> **PAGE EXTRACT**
>> Begin
In-Class Assignment 4

In-Class Assignment 4#

Credit: These exercises follow from work by Mike Zingale’s computational lectures.

Learning Objectives#

building stellar models using approximations
determine stellar properties assuming ideal gas
compare qualitatively to stellar models on the main-sequence

We will be picking up from ICA2. These exercises require the solutions from ICA2 and are included here.

import pandas as pd
from sympy import init_session
init_session(use_latex="mathjax")
%matplotlib inline

IPython console for SymPy 1.13.3 (Python 3.11.8-64-bit) (ground types: python)

These commands were executed:
>>> from sympy import *
>>> x, y, z, t = symbols('x y z t')
>>> k, m, n = symbols('k m n', integer=True)
>>> f, g, h = symbols('f g h', cls=Function)
>>> init_printing()

Documentation can be found at https://docs.sympy.org/1.13.3/

stellar model#

rho = symbols('rho', cls=Function)
rhoc = symbols('rho_c')
qc = symbols('q_c')
Pc = symbols('P_c')
G = symbols('G')
Mstar, Rstar = symbols('M_\star R_\star')
r = symbols('r')
xi = symbols('xi')
mu = symbols('mu')
k = symbols('k')
m_u = symbols('m_u')

Imagine a star has a density profile of the form:

\[\rho(r) = \rho_c \left [ 1 - \left (\frac{r}{R_\star} \right )^3 \right ]\]

where \(\rho_c\) is the central density.

rho = rhoc * (1 - (r/Rstar)**3)
rho

\[\displaystyle \rho_{c} \left(1 - \frac{r^{3}}{R_{\star}^{3}}\right)\]

We found expression for the central density in terms of \(R_\star\) and \(M_\star\).

M = integrate(4*pi*r**2*rho, (r, 0, Rstar))
M

\[\displaystyle \frac{2 \pi R_{\star}^{3} \rho_{c}}{3}\]

rhoc_value = solve(Eq(M, Mstar), rhoc)[0]
rhoc_value

\[\displaystyle \frac{3 M_{\star}}{2 \pi R_{\star}^{3}}\]

# replace our original rho(r) equation with our computed value of rhoc
rho = rho.subs(rhoc, rhoc_value)
>> End
> **DATA SHOWN**
>> Begin
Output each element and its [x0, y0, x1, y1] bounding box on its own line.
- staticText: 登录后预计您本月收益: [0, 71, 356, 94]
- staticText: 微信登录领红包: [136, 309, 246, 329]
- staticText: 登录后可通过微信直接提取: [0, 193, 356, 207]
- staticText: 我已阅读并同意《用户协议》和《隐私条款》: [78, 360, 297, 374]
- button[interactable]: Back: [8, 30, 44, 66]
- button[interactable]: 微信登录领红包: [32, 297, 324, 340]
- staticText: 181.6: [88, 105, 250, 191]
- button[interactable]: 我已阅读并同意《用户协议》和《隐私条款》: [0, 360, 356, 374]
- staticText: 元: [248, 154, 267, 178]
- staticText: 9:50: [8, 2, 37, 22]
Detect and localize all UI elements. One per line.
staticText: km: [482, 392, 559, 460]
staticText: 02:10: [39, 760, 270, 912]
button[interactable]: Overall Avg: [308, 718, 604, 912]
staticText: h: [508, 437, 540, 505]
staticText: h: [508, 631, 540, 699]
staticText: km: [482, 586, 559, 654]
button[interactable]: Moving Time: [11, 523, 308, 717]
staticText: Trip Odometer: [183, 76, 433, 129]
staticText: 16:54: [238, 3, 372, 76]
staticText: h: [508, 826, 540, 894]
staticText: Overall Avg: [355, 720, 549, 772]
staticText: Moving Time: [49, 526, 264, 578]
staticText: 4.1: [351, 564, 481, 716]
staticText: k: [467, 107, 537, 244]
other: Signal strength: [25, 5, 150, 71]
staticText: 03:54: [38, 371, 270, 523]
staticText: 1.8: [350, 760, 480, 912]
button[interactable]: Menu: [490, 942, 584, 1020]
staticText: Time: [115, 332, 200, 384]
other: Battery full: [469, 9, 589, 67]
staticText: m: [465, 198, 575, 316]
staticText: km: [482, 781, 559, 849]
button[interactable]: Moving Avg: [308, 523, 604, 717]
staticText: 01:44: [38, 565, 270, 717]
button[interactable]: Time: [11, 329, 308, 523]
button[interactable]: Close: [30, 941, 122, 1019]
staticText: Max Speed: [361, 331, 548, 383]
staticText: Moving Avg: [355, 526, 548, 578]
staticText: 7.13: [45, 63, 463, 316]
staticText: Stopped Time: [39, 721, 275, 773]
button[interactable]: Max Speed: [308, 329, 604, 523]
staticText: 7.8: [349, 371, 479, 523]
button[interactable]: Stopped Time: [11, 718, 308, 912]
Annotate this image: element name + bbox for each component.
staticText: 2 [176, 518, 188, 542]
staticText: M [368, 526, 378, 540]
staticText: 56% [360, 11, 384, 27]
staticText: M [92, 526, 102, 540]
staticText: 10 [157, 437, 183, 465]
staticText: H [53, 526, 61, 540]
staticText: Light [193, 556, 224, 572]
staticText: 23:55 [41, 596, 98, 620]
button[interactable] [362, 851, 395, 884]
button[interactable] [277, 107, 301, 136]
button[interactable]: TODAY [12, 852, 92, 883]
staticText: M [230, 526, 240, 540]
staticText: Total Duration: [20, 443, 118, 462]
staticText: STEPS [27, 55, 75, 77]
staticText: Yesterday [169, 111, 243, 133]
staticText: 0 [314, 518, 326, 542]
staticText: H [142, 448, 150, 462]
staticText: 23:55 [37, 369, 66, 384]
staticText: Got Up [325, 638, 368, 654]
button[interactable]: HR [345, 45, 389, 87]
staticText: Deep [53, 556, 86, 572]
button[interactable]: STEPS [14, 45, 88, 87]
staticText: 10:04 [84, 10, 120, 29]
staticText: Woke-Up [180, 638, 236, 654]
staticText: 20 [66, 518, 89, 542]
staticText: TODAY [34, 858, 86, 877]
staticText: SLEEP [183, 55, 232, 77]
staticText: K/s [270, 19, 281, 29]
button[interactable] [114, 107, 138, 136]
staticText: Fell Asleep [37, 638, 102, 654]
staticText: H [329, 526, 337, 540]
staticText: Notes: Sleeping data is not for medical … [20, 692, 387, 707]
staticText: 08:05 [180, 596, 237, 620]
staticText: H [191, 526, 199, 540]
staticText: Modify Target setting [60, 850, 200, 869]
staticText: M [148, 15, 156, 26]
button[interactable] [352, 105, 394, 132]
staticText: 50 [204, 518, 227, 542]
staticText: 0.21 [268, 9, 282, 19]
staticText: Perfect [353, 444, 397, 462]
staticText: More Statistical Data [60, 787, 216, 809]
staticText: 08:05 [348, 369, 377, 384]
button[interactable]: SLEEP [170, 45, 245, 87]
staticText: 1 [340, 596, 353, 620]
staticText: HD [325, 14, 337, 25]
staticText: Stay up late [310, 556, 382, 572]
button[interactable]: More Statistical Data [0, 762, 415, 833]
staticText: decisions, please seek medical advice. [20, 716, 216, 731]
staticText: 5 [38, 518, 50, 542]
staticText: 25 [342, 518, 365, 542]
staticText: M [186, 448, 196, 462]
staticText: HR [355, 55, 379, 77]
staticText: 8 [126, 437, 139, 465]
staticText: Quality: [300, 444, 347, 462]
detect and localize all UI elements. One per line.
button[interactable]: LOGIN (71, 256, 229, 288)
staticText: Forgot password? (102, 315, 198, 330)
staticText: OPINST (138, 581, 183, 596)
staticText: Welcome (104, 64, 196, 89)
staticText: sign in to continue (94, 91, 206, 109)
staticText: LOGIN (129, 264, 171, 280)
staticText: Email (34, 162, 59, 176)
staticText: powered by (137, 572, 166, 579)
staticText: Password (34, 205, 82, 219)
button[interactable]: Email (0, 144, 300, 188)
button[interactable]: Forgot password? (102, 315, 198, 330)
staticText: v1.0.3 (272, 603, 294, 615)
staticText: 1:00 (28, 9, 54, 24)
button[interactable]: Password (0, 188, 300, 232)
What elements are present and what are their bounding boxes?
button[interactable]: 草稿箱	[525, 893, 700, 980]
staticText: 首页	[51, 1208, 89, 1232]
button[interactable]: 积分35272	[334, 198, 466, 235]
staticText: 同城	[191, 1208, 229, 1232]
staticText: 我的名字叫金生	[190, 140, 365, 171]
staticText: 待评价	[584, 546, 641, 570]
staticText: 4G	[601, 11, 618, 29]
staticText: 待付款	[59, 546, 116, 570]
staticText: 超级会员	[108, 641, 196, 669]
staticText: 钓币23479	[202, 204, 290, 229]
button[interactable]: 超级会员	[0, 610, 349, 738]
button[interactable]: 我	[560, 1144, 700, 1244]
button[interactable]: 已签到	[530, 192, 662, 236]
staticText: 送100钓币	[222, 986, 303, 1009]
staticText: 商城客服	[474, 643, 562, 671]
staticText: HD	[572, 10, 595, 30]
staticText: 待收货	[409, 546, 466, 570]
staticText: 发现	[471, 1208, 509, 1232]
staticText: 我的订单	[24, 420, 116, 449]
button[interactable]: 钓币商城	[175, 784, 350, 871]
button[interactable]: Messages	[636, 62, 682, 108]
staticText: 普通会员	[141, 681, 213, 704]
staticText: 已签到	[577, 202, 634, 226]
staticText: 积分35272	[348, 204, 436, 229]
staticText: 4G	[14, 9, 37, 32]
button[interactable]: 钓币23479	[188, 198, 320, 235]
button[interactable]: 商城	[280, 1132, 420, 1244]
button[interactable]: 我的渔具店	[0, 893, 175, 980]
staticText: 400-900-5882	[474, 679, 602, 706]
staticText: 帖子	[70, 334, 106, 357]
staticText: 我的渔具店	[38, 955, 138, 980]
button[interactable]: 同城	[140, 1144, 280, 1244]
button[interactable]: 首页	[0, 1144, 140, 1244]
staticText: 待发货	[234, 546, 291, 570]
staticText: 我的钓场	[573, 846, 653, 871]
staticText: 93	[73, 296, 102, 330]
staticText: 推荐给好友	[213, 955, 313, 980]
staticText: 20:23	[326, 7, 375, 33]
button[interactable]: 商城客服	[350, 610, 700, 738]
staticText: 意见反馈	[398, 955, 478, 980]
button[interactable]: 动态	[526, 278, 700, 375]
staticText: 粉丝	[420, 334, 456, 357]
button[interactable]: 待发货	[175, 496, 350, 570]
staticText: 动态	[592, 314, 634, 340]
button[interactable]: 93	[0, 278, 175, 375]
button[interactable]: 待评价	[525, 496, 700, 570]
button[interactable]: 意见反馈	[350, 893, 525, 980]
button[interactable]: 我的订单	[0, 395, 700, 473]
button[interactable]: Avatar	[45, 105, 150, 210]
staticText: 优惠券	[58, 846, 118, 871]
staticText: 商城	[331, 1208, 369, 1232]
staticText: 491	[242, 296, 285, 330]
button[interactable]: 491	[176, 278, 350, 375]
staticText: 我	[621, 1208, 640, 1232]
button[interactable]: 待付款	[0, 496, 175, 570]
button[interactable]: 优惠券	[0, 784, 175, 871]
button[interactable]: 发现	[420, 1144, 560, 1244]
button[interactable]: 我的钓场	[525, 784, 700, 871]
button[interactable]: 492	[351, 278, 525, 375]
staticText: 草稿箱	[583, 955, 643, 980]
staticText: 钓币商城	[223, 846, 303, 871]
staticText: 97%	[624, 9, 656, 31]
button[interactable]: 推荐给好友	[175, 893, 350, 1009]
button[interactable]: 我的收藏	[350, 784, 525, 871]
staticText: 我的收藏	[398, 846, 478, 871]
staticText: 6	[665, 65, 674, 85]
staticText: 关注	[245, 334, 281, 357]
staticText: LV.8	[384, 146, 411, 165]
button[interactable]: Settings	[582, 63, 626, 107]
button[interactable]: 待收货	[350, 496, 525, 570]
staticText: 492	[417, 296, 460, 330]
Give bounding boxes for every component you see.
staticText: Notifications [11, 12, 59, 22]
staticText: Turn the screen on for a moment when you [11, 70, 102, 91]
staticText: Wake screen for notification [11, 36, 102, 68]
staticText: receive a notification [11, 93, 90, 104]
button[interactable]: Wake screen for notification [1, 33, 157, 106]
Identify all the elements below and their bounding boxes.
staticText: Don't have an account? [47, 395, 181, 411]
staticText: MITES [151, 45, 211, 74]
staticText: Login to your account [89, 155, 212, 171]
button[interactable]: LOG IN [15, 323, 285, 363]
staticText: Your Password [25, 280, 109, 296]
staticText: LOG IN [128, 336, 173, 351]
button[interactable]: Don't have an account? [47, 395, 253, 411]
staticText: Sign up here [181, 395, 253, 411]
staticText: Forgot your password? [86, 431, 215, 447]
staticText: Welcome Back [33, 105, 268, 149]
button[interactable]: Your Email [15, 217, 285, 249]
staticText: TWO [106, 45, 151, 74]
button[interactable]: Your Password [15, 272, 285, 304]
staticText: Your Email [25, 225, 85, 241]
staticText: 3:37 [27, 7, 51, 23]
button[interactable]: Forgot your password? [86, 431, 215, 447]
>> End
> **WHAT IS BEING ASKED**
Please carry on the stellar density model exercise from the point where it stops. The entries are drawn from a separate source.

> **THE REPLY**
rho

\[\displaystyle \frac{3 M_{\star} \left(1 - \frac{r^{3}}{R_{\star}^{3}}\right)}{2 \pi R_{\star}^{3}}\]

1. - Computing Central Pressure#

Our goal is to find an equation for the pressure as a function of radius \(P(r)\) using the above \(\rho(r)\) we computed.

Recall our equation for hydrostatic equilibrium (HSE):

\[ \frac{dP}{dr} = - \rho (r) g (r) \]

where

\[ g(r) = - \frac{G M(r)}{r^2} \]

Also assume that the pressure vanishes at the surface \(P(R_\star)\rightarrow0\).

Your answer will be in the form of \(P(r) = P_c \times\) (polynomial in \(r/R_\star\)).

Integrate our mass equation now from 0 to some radius \(r\) (as opposed to 0 to \(R_\star\) when looking for \(\rho_{c}\)). This should give us \(M(r)\).
Compute \(P(r)\) in terms of \(M_\star\) and \(R_\star\) by integrating our HSE equation from 0 to \(R_\star\).
Solve for \(P_c\) by setting \(P(R_\star)=0\).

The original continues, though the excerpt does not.